> [SET EXERCISE] Count the lines in the records below that contain the word "FWCT", and give only that number.

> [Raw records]
######

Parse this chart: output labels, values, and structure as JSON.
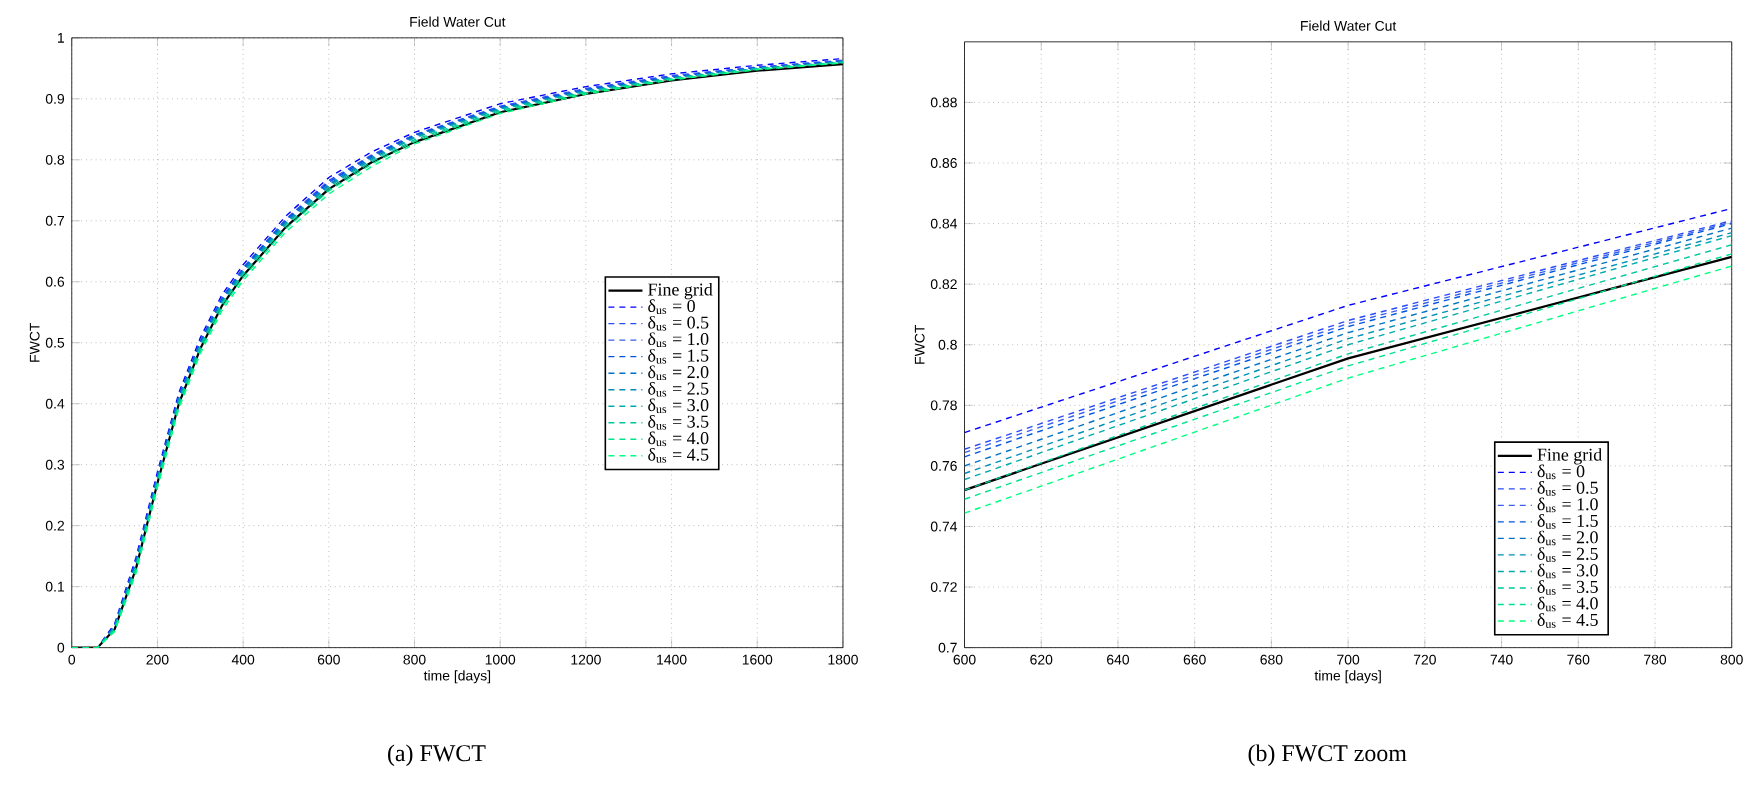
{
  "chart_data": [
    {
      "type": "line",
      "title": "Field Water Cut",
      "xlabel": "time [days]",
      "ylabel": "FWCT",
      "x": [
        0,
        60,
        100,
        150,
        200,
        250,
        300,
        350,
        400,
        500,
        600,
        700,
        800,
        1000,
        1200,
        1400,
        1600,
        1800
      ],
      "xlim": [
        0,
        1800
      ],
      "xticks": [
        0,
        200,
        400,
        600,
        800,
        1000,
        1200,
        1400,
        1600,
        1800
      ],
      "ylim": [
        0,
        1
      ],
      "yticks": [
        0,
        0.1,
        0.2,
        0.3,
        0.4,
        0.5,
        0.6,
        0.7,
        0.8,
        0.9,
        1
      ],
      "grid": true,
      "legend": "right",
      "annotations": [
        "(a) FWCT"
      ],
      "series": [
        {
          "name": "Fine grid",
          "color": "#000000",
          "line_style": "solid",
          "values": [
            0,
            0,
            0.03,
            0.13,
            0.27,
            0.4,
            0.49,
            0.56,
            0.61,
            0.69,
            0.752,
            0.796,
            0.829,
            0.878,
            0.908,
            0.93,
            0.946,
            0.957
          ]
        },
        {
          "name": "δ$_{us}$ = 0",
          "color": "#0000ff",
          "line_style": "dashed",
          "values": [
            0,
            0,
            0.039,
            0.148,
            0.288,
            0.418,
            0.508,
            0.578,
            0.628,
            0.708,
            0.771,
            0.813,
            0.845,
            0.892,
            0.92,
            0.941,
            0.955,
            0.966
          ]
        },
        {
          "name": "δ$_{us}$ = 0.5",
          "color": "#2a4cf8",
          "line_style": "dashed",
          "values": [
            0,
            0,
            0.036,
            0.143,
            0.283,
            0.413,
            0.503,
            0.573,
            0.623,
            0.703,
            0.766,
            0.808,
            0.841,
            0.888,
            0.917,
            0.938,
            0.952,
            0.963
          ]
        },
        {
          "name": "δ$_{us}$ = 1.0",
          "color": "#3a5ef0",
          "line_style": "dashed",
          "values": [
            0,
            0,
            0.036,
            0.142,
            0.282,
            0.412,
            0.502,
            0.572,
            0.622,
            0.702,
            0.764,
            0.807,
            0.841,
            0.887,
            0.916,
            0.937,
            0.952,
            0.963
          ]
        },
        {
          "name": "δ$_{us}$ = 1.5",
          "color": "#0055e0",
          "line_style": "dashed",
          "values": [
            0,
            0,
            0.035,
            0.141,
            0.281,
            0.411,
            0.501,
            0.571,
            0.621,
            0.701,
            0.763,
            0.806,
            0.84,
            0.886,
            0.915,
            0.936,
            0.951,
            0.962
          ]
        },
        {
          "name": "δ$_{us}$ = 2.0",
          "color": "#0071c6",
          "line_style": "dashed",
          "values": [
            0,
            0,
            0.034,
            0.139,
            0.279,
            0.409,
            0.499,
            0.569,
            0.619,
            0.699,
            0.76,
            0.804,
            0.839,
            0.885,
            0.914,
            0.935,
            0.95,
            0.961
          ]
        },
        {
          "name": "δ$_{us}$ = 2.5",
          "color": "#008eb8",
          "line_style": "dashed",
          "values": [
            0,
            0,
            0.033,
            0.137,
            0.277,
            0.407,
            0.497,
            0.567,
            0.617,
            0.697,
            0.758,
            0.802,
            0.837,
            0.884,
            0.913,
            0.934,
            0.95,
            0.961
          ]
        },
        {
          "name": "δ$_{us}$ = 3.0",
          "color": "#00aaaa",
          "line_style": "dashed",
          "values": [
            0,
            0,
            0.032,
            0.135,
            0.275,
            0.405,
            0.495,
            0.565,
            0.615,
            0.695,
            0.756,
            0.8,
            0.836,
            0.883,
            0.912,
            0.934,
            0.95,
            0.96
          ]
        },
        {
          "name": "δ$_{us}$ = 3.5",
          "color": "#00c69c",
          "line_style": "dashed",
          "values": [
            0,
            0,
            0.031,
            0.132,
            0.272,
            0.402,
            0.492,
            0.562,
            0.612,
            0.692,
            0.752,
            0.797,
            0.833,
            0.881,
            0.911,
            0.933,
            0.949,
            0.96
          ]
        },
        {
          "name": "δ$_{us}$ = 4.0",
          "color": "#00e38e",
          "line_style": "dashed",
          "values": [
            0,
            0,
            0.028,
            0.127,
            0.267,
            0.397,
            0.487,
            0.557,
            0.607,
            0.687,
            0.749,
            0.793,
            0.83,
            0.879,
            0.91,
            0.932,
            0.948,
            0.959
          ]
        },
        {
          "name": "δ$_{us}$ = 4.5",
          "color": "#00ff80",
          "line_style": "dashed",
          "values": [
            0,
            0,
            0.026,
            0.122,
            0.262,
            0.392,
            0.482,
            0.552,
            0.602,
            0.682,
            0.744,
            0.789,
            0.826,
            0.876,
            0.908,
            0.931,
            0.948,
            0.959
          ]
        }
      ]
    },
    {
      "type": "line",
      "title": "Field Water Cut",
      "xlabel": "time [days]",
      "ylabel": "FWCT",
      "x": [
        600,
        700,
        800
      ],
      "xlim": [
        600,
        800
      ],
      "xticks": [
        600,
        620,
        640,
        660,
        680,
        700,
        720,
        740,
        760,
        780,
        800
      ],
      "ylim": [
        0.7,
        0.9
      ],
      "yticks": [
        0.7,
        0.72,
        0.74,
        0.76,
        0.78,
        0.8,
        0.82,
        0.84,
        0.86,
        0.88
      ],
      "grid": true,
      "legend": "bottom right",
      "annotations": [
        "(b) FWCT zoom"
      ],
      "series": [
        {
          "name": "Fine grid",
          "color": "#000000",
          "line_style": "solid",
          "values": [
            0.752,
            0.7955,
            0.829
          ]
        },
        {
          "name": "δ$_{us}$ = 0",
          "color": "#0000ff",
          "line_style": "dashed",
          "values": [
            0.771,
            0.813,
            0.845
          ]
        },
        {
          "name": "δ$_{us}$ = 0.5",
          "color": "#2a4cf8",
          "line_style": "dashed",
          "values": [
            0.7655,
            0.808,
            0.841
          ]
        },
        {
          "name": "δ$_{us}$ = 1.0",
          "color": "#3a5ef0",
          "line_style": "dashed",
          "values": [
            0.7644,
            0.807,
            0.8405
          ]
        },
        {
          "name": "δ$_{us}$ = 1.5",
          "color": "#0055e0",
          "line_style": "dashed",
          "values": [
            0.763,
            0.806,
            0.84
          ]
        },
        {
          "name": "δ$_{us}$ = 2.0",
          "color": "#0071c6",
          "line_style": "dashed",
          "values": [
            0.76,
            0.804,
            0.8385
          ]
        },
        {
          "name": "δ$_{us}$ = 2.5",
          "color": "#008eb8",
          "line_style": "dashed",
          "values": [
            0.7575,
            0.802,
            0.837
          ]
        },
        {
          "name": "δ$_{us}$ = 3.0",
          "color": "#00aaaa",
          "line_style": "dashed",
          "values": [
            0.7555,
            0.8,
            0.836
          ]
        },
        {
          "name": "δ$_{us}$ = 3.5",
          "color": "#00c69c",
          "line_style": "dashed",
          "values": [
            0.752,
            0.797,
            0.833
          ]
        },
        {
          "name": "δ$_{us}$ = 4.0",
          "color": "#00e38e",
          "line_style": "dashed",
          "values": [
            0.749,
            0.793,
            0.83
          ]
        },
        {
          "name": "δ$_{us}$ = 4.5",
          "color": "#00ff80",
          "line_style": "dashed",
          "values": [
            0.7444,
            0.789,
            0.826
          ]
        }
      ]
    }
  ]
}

######

> [OUTPUT FOR THIS TASK] 4